Problem to solve
Reproduce all the lines exactly as they stand, apart from the pictures.

start

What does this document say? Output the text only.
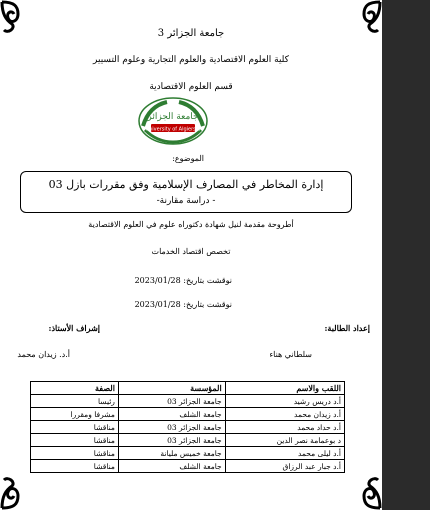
جامعة الجزائر 3
كلية العلوم الاقتصادية والعلوم التجارية وعلوم التسيير
قسم العلوم الاقتصادية
جامعة الجزائر
University of Algiers 3
الموضوع:
إدارة المخاطر في المصارف الإسلامية وفق مقررات بازل 03
- دراسة مقارنة-
أطروحة مقدمة لنيل شهادة دكتوراه علوم في العلوم الاقتصادية
تخصص اقتصاد الخدمات
نوقشت بتاريخ: 2023/01/28
نوقشت بتاريخ: 2023/01/28
إعداد الطالبة:
إشراف الأستاذ:
سلطاني هناء
أ.د. زيدان محمد
اللقب والاسم	المؤسسة	الصفة
أ.د دريس رشيد	جامعة الجزائر 03	رئيسا
أ.د زيدان محمد	جامعة الشلف	مشرفا ومقررا
أ.د حداد محمد	جامعة الجزائر 03	مناقشا
د بوعمامة نصر الدين	جامعة الجزائر 03	مناقشا
أ.د ليلى محمد	جامعة خميس مليانة	مناقشا
أ.د جبار عبد الرزاق	جامعة الشلف	مناقشا
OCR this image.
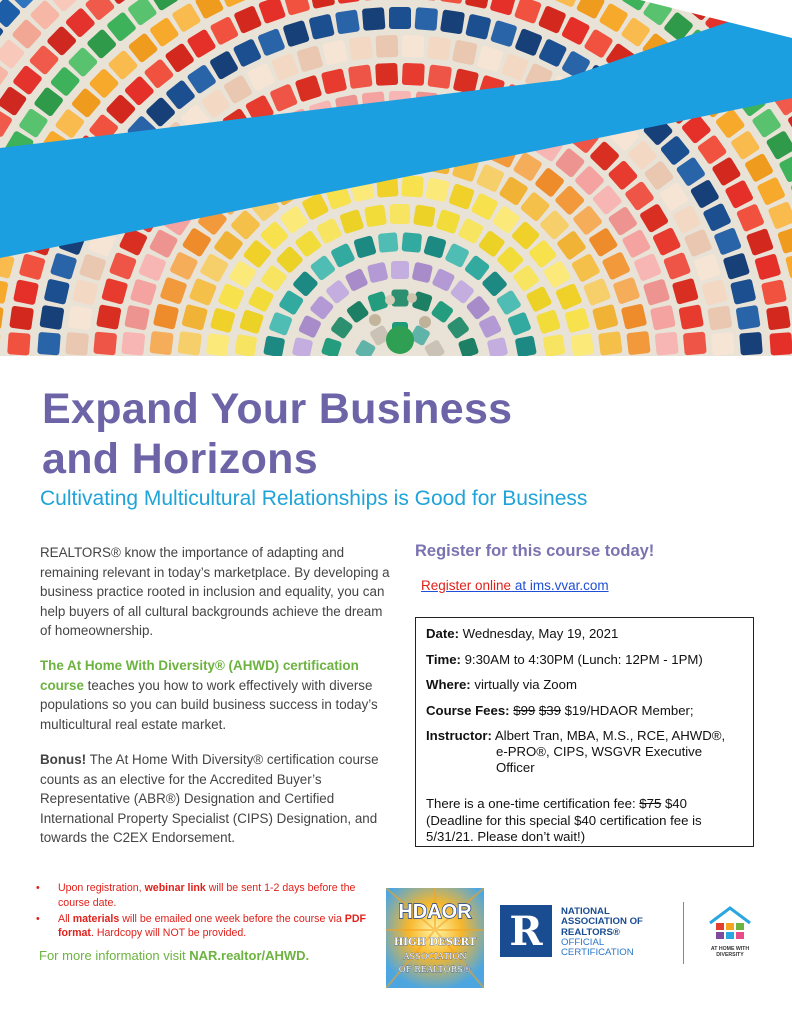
Expand Your Business
and Horizons
Cultivating Multicultural Relationships is Good for Business

REALTORS® know the importance of adapting and remaining relevant in today’s marketplace. By developing a business practice rooted in inclusion and equality, you can help buyers of all cultural backgrounds achieve the dream of homeownership.

The At Home With Diversity® (AHWD) certification course teaches you how to work effectively with diverse populations so you can build business success in today’s multicultural real estate market.

Bonus! The At Home With Diversity® certification course counts as an elective for the Accredited Buyer’s Representative (ABR®) Designation and Certified International Property Specialist (CIPS) Designation, and towards the C2EX Endorsement.

Register for this course today!
Register online at ims.vvar.com
Date: Wednesday, May 19, 2021
Time: 9:30AM to 4:30PM (Lunch: 12PM - 1PM)
Where: virtually via Zoom
Course Fees: $99 $39 $19/HDAOR Member;
Instructor: Albert Tran, MBA, M.S., RCE, AHWD®,
e-PRO®, CIPS, WSGVR Executive Officer
There is a one-time certification fee: $75 $40
(Deadline for this special $40 certification fee is 5/31/21. Please don’t wait!)
• Upon registration, webinar link will be sent 1-2 days before the course date.
• All materials will be emailed one week before the course via PDF format. Hardcopy will NOT be provided.
For more information visit NAR.realtor/AHWD.
HDAOR
HIGH DESERT
ASSOCIATION
OF REALTORS®
R	NATIONAL
ASSOCIATION OF
REALTORS®
OFFICIAL
CERTIFICATION	AT HOME WITH
DIVERSITY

end

Expected answer
What does this document say? Output the text only.
جامعة الجزائر 3
كلية العلوم الاقتصادية والعلوم التجارية وعلوم التسيير
قسم العلوم الاقتصادية
جامعة الجزائر
University of Algiers 3
الموضوع:
إدارة المخاطر في المصارف الإسلامية وفق مقررات بازل 03
- دراسة مقارنة-
أطروحة مقدمة لنيل شهادة دكتوراه علوم في العلوم الاقتصادية
تخصص اقتصاد الخدمات
نوقشت بتاريخ: 2023/01/28
نوقشت بتاريخ: 2023/01/28
إعداد الطالبة:
إشراف الأستاذ:
سلطاني هناء
أ.د. زيدان محمد
اللقب والاسم	المؤسسة	الصفة
أ.د دريس رشيد	جامعة الجزائر 03	رئيسا
أ.د زيدان محمد	جامعة الشلف	مشرفا ومقررا
أ.د حداد محمد	جامعة الجزائر 03	مناقشا
د بوعمامة نصر الدين	جامعة الجزائر 03	مناقشا
أ.د ليلى محمد	جامعة خميس مليانة	مناقشا
أ.د جبار عبد الرزاق	جامعة الشلف	مناقشا
OCR this image.
Expand Your Business
and Horizons
Cultivating Multicultural Relationships is Good for Business

REALTORS® know the importance of adapting and remaining relevant in today’s marketplace. By developing a business practice rooted in inclusion and equality, you can help buyers of all cultural backgrounds achieve the dream of homeownership.

The At Home With Diversity® (AHWD) certification course teaches you how to work effectively with diverse populations so you can build business success in today’s multicultural real estate market.

Bonus! The At Home With Diversity® certification course counts as an elective for the Accredited Buyer’s Representative (ABR®) Designation and Certified International Property Specialist (CIPS) Designation, and towards the C2EX Endorsement.

Register for this course today!
Register online at ims.vvar.com
Date: Wednesday, May 19, 2021
Time: 9:30AM to 4:30PM (Lunch: 12PM - 1PM)
Where: virtually via Zoom
Course Fees: $99 $39 $19/HDAOR Member;
Instructor: Albert Tran, MBA, M.S., RCE, AHWD®,
e-PRO®, CIPS, WSGVR Executive Officer
There is a one-time certification fee: $75 $40
(Deadline for this special $40 certification fee is 5/31/21. Please don’t wait!)
• Upon registration, webinar link will be sent 1-2 days before the course date.
• All materials will be emailed one week before the course via PDF format. Hardcopy will NOT be provided.
For more information visit NAR.realtor/AHWD.
HDAOR
HIGH DESERT
ASSOCIATION
OF REALTORS®
R	NATIONAL
ASSOCIATION OF
REALTORS®
OFFICIAL
CERTIFICATION	AT HOME WITH
DIVERSITY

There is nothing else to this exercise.